§ **Exercise objective**
Reproduce the entries below, substituting "Access Settings" for each occurrence of "Credential Settings" and leaving all other text unchanged.

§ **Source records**
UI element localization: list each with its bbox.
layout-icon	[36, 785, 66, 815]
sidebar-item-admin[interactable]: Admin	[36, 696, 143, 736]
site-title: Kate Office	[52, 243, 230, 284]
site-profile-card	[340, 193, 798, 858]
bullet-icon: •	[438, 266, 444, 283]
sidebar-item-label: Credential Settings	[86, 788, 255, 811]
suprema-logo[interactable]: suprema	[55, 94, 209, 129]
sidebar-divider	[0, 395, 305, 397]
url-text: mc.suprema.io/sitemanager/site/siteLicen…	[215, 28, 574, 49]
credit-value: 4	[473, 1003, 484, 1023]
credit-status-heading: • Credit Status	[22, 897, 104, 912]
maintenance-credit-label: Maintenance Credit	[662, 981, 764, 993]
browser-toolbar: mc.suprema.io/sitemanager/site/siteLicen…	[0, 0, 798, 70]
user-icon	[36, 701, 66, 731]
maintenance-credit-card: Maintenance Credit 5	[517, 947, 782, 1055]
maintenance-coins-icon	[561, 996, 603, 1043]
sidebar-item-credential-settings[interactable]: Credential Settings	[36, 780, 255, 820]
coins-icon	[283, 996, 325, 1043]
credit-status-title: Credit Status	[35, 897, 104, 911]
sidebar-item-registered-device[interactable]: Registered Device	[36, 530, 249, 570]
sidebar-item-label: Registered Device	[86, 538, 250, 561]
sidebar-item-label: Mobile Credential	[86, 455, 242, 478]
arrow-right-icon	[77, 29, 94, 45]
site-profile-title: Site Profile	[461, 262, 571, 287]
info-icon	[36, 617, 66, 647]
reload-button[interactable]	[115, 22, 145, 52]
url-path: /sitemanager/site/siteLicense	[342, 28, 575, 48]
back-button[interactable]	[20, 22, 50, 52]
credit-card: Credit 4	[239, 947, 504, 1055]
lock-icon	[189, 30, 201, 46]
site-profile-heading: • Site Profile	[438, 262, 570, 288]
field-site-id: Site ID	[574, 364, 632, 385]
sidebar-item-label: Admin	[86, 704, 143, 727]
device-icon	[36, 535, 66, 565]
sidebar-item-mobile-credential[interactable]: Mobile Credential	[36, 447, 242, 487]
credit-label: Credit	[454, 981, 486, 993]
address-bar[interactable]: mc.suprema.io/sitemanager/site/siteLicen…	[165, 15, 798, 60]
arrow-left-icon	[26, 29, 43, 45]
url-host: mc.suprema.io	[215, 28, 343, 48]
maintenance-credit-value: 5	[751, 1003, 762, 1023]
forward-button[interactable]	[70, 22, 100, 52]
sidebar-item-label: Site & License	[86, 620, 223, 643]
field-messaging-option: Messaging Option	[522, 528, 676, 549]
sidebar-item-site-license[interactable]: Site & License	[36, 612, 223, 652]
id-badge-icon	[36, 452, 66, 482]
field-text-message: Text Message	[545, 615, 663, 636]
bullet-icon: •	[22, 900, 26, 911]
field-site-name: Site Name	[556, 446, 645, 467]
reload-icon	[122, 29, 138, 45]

§ **Response to the exercise**
UI element localization: list each with its bbox.
layout-icon	[36, 785, 66, 815]
sidebar-item-admin[interactable]: Admin	[36, 696, 143, 736]
site-title: Kate Office	[52, 243, 230, 284]
site-profile-card	[340, 193, 798, 858]
bullet-icon: •	[438, 266, 444, 283]
sidebar-item-label: Access Settings	[86, 788, 255, 811]
suprema-logo[interactable]: suprema	[55, 94, 209, 129]
sidebar-divider	[0, 395, 305, 397]
url-text: mc.suprema.io/sitemanager/site/siteLicen…	[215, 28, 574, 49]
credit-value: 4	[473, 1003, 484, 1023]
credit-status-heading: • Credit Status	[22, 897, 104, 912]
maintenance-credit-label: Maintenance Credit	[662, 981, 764, 993]
browser-toolbar: mc.suprema.io/sitemanager/site/siteLicen…	[0, 0, 798, 70]
user-icon	[36, 701, 66, 731]
maintenance-credit-card: Maintenance Credit 5	[517, 947, 782, 1055]
maintenance-coins-icon	[561, 996, 603, 1043]
sidebar-item-credential-settings[interactable]: Access Settings	[36, 780, 255, 820]
coins-icon	[283, 996, 325, 1043]
credit-status-title: Credit Status	[35, 897, 104, 911]
sidebar-item-registered-device[interactable]: Registered Device	[36, 530, 249, 570]
sidebar-item-label: Registered Device	[86, 538, 250, 561]
sidebar-item-label: Mobile Credential	[86, 455, 242, 478]
arrow-right-icon	[77, 29, 94, 45]
site-profile-title: Site Profile	[461, 262, 571, 287]
info-icon	[36, 617, 66, 647]
reload-button[interactable]	[115, 22, 145, 52]
url-path: /sitemanager/site/siteLicense	[342, 28, 575, 48]
back-button[interactable]	[20, 22, 50, 52]
credit-card: Credit 4	[239, 947, 504, 1055]
lock-icon	[189, 30, 201, 46]
site-profile-heading: • Site Profile	[438, 262, 570, 288]
field-site-id: Site ID	[574, 364, 632, 385]
sidebar-item-label: Admin	[86, 704, 143, 727]
device-icon	[36, 535, 66, 565]
sidebar-item-mobile-credential[interactable]: Mobile Credential	[36, 447, 242, 487]
credit-label: Credit	[454, 981, 486, 993]
address-bar[interactable]: mc.suprema.io/sitemanager/site/siteLicen…	[165, 15, 798, 60]
arrow-left-icon	[26, 29, 43, 45]
url-host: mc.suprema.io	[215, 28, 343, 48]
maintenance-credit-value: 5	[751, 1003, 762, 1023]
forward-button[interactable]	[70, 22, 100, 52]
sidebar-item-label: Site & License	[86, 620, 223, 643]
field-messaging-option: Messaging Option	[522, 528, 676, 549]
sidebar-item-site-license[interactable]: Site & License	[36, 612, 223, 652]
id-badge-icon	[36, 452, 66, 482]
field-text-message: Text Message	[545, 615, 663, 636]
bullet-icon: •	[22, 900, 26, 911]
field-site-name: Site Name	[556, 446, 645, 467]
reload-icon	[122, 29, 138, 45]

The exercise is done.